- _To do_:
a) Lay out the lines of the records as a Markdown table with the columns Row and Line, starting with the first line of the records and going on through the line that contains "y-tick-label: 150.0 <box>36 223 66 237</box>", omitting any blank lines.
b) Proceed with the forum post on lunar module dust, writing on from its final line.
───── Selected extract ─────
++ [ originally posted by Sunshine ] ++
OK, you guys have killed me on this multiple light source thing :LOL: I surrender
But abt Gray's "dust" ..... i think that.......
yes, no atmosphere, but have you seen astronaugts in 0 gravity? They play with food and stuff pushing it and juggling with it around the shuttle.
So what i mean is that ..... yes, no atmosphere, but if you apply energy to an object... it WILL move. No??
So when the lunar module 'rocketed' off..... the 'expelling' force is pushing th dust away. It's forced engery..... nothing to do with no atmosphere.
Do you get what i mean?
Do i make sense??
OK, you guys have killed me on this multiple light source thing :LOL: I surrender
But abt Gray's "dust" ..... i think that.......
yes, no atmosphere, but have you seen astronaugts in 0 gravity? They play with food and stuff pushing it and juggling with it around the shuttle.
So what i mean is that ..... yes, no atmosphere, but if you apply energy to an object... it WILL move. No??
So when the lunar module 'rocketed' off..... the 'expelling' force is pushing th dust away. It's forced engery..... nothing to do with no atmosphere.
Do you get what i mean?
Do i make sense??
───── Raw data ─────
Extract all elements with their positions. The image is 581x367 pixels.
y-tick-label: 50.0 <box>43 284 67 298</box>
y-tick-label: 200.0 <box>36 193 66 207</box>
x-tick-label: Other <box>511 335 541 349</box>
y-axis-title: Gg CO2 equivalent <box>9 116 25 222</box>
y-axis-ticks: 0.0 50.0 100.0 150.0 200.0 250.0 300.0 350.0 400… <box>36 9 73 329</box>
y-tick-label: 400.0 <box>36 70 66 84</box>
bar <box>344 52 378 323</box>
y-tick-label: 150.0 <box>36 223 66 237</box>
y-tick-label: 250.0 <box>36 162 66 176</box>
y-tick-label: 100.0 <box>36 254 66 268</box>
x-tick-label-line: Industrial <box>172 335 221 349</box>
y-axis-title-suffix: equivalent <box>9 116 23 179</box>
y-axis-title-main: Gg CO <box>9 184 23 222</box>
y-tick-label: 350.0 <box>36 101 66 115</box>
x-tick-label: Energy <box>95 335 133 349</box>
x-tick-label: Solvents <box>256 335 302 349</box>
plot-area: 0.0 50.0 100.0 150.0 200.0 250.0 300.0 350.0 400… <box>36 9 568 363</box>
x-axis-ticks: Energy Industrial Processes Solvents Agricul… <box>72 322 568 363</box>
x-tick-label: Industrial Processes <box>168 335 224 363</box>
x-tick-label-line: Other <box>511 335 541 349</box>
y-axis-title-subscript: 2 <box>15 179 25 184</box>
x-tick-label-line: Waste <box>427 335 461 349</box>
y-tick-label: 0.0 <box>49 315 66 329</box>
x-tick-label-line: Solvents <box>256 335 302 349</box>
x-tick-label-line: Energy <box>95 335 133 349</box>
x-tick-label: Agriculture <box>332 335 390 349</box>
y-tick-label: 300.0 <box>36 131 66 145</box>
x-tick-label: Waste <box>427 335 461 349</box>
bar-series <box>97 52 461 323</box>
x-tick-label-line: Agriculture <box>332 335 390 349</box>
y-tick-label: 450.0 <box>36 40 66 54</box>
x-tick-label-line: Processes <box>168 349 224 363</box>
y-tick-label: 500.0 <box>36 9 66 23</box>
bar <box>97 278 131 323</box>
─────
- _Answers by task_:
a)
| Row | Line |
|---|---|
| 1 | Extract all elements with their positions. The image is 581x367 pixels. |
| 2 | y-tick-label: 50.0 <box>43 284 67 298</box> |
| 3 | y-tick-label: 200.0 <box>36 193 66 207</box> |
| 4 | x-tick-label: Other <box>511 335 541 349</box> |
| 5 | y-axis-title: Gg CO2 equivalent <box>9 116 25 222</box> |
| 6 | y-axis-ticks: 0.0 50.0 100.0 150.0 200.0 250.0 300.0 350.0 400… <box>36 9 73 329</box> |
| 7 | y-tick-label: 400.0 <box>36 70 66 84</box> |
| 8 | bar <box>344 52 378 323</box> |
| 9 | y-tick-label: 150.0 <box>36 223 66 237</box> |

b)
The Lander weighed 17 tons yet the astronauts feet seem to have made a bigger dent in the dust. The powerful booster rocket at the base of the Lunar Lander was fired to slow descent to the moons service. Yet it has left no traces of blasting on the dust underneath. It should have created a small crater, yet the booster looks like it's never been fired.
Consider this: the TV footage was hopeless. The world tuned in to watch what looked like two blurred white ghosts throw rocks and dust. Part of the reason for the low quality was that, strangely, NASA provided no direct link up.
By contrast, the still photos were stunning. Yet that's just the problem. The astronauts took thousands of pictures, each one perfectly exposed and sharply focused. Not one was badly composed or even blurred.
That's not all: The cameras had no white meters or view ponders. So the astronauts achieved this feat without being able to see what they were doing. There film stock was unaffected by the intense peaks and powerful cosmic radiation on the Moon, conditions that should have made it useless. They managed to adjust their cameras, change film and swap filters in pressurized suits. It should have been almost impossible with the gloves on their fingers.
The American flag and the words "United States" are always Brightly lit, even when everything around is in shadow. Not one still picture matches the film footage, yet NASA claims both were shot at the same time.
The questions don't stop there. Outer space is awash with deadly radiation that emanates from solar flares firing out from the sun. Standard astronauts orbiting earth in near space, like those who recently fixed the Hubble telescope, are protected by the earth's Van Allen belt. But the Moon is to 240,000 miles distant, way outside this safe band. And, during the Apollo flights, astronomical data shows there were no less than 1,485 such flares.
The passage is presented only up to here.